[Lines of data]
================================

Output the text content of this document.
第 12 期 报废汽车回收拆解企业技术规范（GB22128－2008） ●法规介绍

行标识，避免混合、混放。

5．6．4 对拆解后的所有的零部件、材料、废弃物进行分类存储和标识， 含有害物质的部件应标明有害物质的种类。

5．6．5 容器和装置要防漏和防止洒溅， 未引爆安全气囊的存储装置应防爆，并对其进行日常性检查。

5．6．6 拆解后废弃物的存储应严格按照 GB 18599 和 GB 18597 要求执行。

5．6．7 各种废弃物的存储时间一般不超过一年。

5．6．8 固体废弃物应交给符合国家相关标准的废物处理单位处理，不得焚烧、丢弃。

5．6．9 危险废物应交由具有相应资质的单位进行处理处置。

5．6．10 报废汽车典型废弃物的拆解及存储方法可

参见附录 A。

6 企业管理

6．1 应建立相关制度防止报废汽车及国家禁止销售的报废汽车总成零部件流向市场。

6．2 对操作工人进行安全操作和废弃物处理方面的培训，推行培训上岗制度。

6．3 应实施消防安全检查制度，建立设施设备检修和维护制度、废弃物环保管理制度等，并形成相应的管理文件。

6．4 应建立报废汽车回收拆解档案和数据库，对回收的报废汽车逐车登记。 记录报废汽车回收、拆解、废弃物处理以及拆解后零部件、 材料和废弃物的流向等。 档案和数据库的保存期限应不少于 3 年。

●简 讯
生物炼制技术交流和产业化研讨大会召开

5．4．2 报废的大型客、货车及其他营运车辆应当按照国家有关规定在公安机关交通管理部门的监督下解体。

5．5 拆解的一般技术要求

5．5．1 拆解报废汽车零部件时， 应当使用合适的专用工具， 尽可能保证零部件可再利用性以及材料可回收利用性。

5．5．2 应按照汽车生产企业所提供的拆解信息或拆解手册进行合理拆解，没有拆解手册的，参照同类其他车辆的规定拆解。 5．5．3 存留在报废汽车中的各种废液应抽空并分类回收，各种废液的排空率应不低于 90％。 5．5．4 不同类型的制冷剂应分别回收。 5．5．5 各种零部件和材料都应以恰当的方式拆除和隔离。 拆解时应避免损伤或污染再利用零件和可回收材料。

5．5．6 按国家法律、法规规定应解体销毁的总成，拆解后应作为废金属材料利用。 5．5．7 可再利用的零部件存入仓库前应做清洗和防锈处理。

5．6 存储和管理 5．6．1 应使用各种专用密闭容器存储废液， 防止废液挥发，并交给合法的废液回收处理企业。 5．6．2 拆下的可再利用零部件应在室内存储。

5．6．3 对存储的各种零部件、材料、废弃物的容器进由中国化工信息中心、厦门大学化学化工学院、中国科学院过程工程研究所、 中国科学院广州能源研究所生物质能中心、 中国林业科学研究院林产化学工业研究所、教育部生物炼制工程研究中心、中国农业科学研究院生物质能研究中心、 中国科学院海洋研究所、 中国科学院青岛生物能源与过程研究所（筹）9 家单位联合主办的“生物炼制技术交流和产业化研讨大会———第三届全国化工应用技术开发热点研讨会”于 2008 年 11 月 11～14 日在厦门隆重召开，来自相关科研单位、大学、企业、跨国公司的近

================================

■ Job ■
Write out each line of the data above again, exactly as given.

■ Worked answer ■
Output the text content of this document.
第 12 期 报废汽车回收拆解企业技术规范（GB22128－2008） ●法规介绍

行标识，避免混合、混放。

5．6．4 对拆解后的所有的零部件、材料、废弃物进行分类存储和标识， 含有害物质的部件应标明有害物质的种类。

5．6．5 容器和装置要防漏和防止洒溅， 未引爆安全气囊的存储装置应防爆，并对其进行日常性检查。

5．6．6 拆解后废弃物的存储应严格按照 GB 18599 和 GB 18597 要求执行。

5．6．7 各种废弃物的存储时间一般不超过一年。

5．6．8 固体废弃物应交给符合国家相关标准的废物处理单位处理，不得焚烧、丢弃。

5．6．9 危险废物应交由具有相应资质的单位进行处理处置。

5．6．10 报废汽车典型废弃物的拆解及存储方法可

参见附录 A。

6 企业管理

6．1 应建立相关制度防止报废汽车及国家禁止销售的报废汽车总成零部件流向市场。

6．2 对操作工人进行安全操作和废弃物处理方面的培训，推行培训上岗制度。

6．3 应实施消防安全检查制度，建立设施设备检修和维护制度、废弃物环保管理制度等，并形成相应的管理文件。

6．4 应建立报废汽车回收拆解档案和数据库，对回收的报废汽车逐车登记。 记录报废汽车回收、拆解、废弃物处理以及拆解后零部件、 材料和废弃物的流向等。 档案和数据库的保存期限应不少于 3 年。

●简 讯
生物炼制技术交流和产业化研讨大会召开

5．4．2 报废的大型客、货车及其他营运车辆应当按照国家有关规定在公安机关交通管理部门的监督下解体。

5．5 拆解的一般技术要求

5．5．1 拆解报废汽车零部件时， 应当使用合适的专用工具， 尽可能保证零部件可再利用性以及材料可回收利用性。

5．5．2 应按照汽车生产企业所提供的拆解信息或拆解手册进行合理拆解，没有拆解手册的，参照同类其他车辆的规定拆解。 5．5．3 存留在报废汽车中的各种废液应抽空并分类回收，各种废液的排空率应不低于 90％。 5．5．4 不同类型的制冷剂应分别回收。 5．5．5 各种零部件和材料都应以恰当的方式拆除和隔离。 拆解时应避免损伤或污染再利用零件和可回收材料。

5．5．6 按国家法律、法规规定应解体销毁的总成，拆解后应作为废金属材料利用。 5．5．7 可再利用的零部件存入仓库前应做清洗和防锈处理。

5．6 存储和管理 5．6．1 应使用各种专用密闭容器存储废液， 防止废液挥发，并交给合法的废液回收处理企业。 5．6．2 拆下的可再利用零部件应在室内存储。

5．6．3 对存储的各种零部件、材料、废弃物的容器进由中国化工信息中心、厦门大学化学化工学院、中国科学院过程工程研究所、 中国科学院广州能源研究所生物质能中心、 中国林业科学研究院林产化学工业研究所、教育部生物炼制工程研究中心、中国农业科学研究院生物质能研究中心、 中国科学院海洋研究所、 中国科学院青岛生物能源与过程研究所（筹）9 家单位联合主办的“生物炼制技术交流和产业化研讨大会———第三届全国化工应用技术开发热点研讨会”于 2008 年 11 月 11～14 日在厦门隆重召开，来自相关科研单位、大学、企业、跨国公司的近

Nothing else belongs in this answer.